### Exercise material ###

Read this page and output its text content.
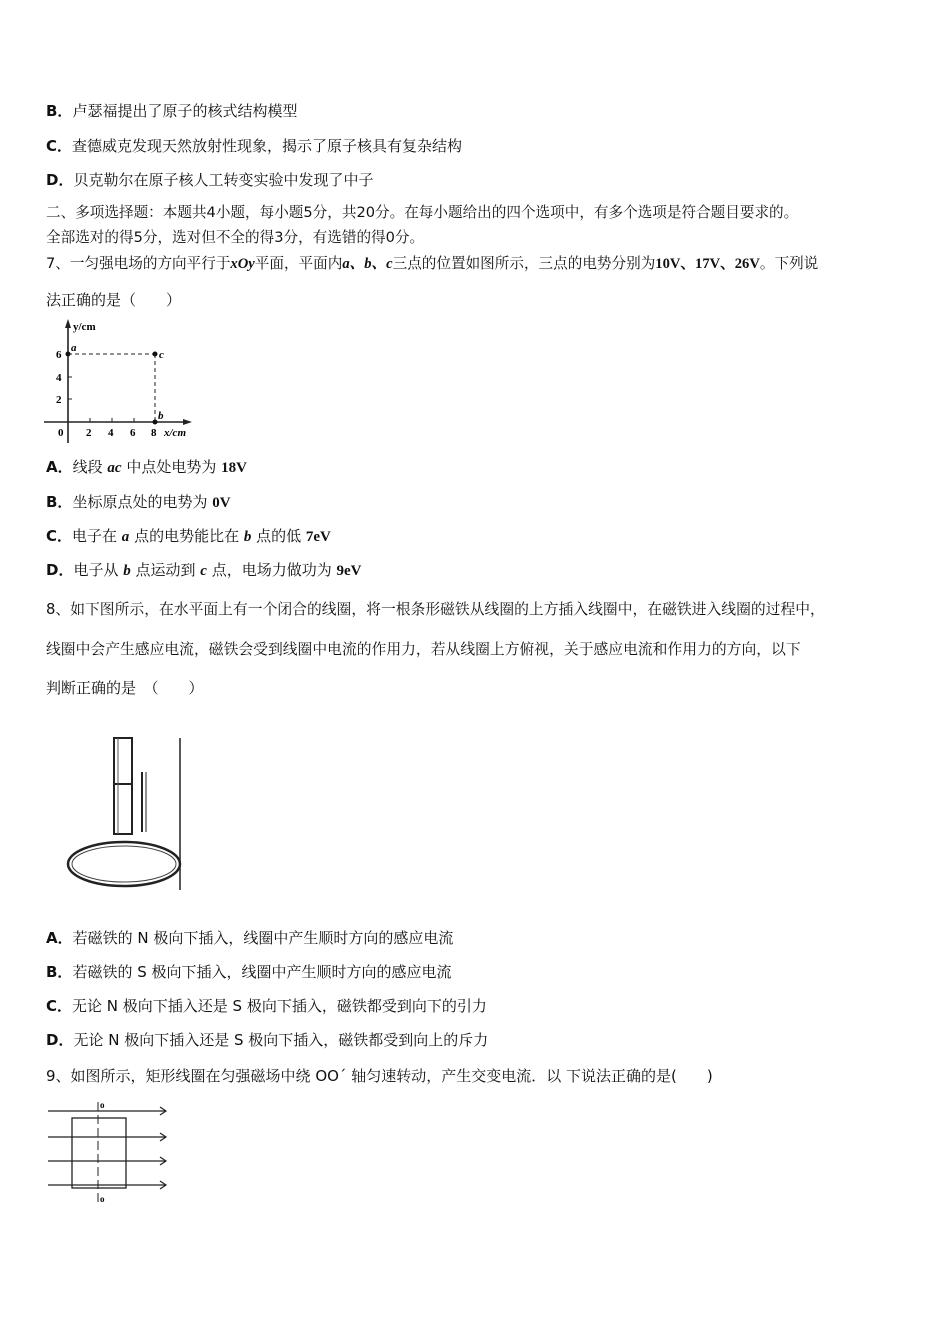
B．卢瑟福提出了原子的核式结构模型
C．查德威克发现天然放射性现象，揭示了原子核具有复杂结构
D．贝克勒尔在原子核人工转变实验中发现了中子
二、多项选择题：本题共4小题，每小题5分，共20分。在每小题给出的四个选项中，有多个选项是符合题目要求的。
全部选对的得5分，选对但不全的得3分，有选错的得0分。
7、一匀强电场的方向平行于xOy平面，平面内a、b、c三点的位置如图所示，三点的电势分别为10V、17V、26V。下列说
法正确的是（　　）
y/cm
x/cm
6
4
2
0 2 4 6 8
a
c
b
A．线段 ac 中点处电势为 18V
B．坐标原点处的电势为 0V
C．电子在 a 点的电势能比在 b 点的低 7eV
D．电子从 b 点运动到 c 点，电场力做功为 9eV
8、如下图所示，在水平面上有一个闭合的线圈，将一根条形磁铁从线圈的上方插入线圈中，在磁铁进入线圈的过程中，
线圈中会产生感应电流，磁铁会受到线圈中电流的作用力，若从线圈上方俯视，关于感应电流和作用力的方向，以下
判断正确的是　（　　）
A．若磁铁的 N 极向下插入，线圈中产生顺时方向的感应电流
B．若磁铁的 S 极向下插入，线圈中产生顺时方向的感应电流
C．无论 N 极向下插入还是 S 极向下插入，磁铁都受到向下的引力
D．无论 N 极向下插入还是 S 极向下插入，磁铁都受到向上的斥力
9、如图所示，矩形线圈在匀强磁场中绕 OO´ 轴匀速转动，产生交变电流．以 下说法正确的是(　　)
o
o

###

Goal of the exercise: Scan the records above for the string "若磁铁的", then report every line that contains it.

Result of the exercise:
A．若磁铁的 N 极向下插入，线圈中产生顺时方向的感应电流
B．若磁铁的 S 极向下插入，线圈中产生顺时方向的感应电流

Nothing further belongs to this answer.